Restate the full set of records exactly, word for word.

— START DATA —

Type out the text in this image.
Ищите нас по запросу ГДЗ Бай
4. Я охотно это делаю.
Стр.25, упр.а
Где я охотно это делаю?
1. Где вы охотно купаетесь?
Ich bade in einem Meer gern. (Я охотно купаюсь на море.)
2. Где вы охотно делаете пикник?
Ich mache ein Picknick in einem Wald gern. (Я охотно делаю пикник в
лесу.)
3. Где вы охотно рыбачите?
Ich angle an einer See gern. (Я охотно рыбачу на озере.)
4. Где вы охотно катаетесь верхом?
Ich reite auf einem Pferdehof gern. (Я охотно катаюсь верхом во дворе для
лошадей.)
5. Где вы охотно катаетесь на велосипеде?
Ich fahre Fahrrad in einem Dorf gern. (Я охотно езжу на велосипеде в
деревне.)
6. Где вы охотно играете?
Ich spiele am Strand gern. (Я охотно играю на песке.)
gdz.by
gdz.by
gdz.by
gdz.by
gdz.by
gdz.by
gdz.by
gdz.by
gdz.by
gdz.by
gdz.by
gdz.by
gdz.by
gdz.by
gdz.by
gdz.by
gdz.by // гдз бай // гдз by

— END DATA —

[THE ANSWER]
Type out the text in this image.
Ищите нас по запросу ГДЗ Бай
4. Я охотно это делаю.
Стр.25, упр.а
Где я охотно это делаю?
1. Где вы охотно купаетесь?
Ich bade in einem Meer gern. (Я охотно купаюсь на море.)
2. Где вы охотно делаете пикник?
Ich mache ein Picknick in einem Wald gern. (Я охотно делаю пикник в
лесу.)
3. Где вы охотно рыбачите?
Ich angle an einer See gern. (Я охотно рыбачу на озере.)
4. Где вы охотно катаетесь верхом?
Ich reite auf einem Pferdehof gern. (Я охотно катаюсь верхом во дворе для
лошадей.)
5. Где вы охотно катаетесь на велосипеде?
Ich fahre Fahrrad in einem Dorf gern. (Я охотно езжу на велосипеде в
деревне.)
6. Где вы охотно играете?
Ich spiele am Strand gern. (Я охотно играю на песке.)
gdz.by
gdz.by
gdz.by
gdz.by
gdz.by
gdz.by
gdz.by
gdz.by
gdz.by
gdz.by
gdz.by
gdz.by
gdz.by
gdz.by
gdz.by
gdz.by
gdz.by // гдз бай // гдз by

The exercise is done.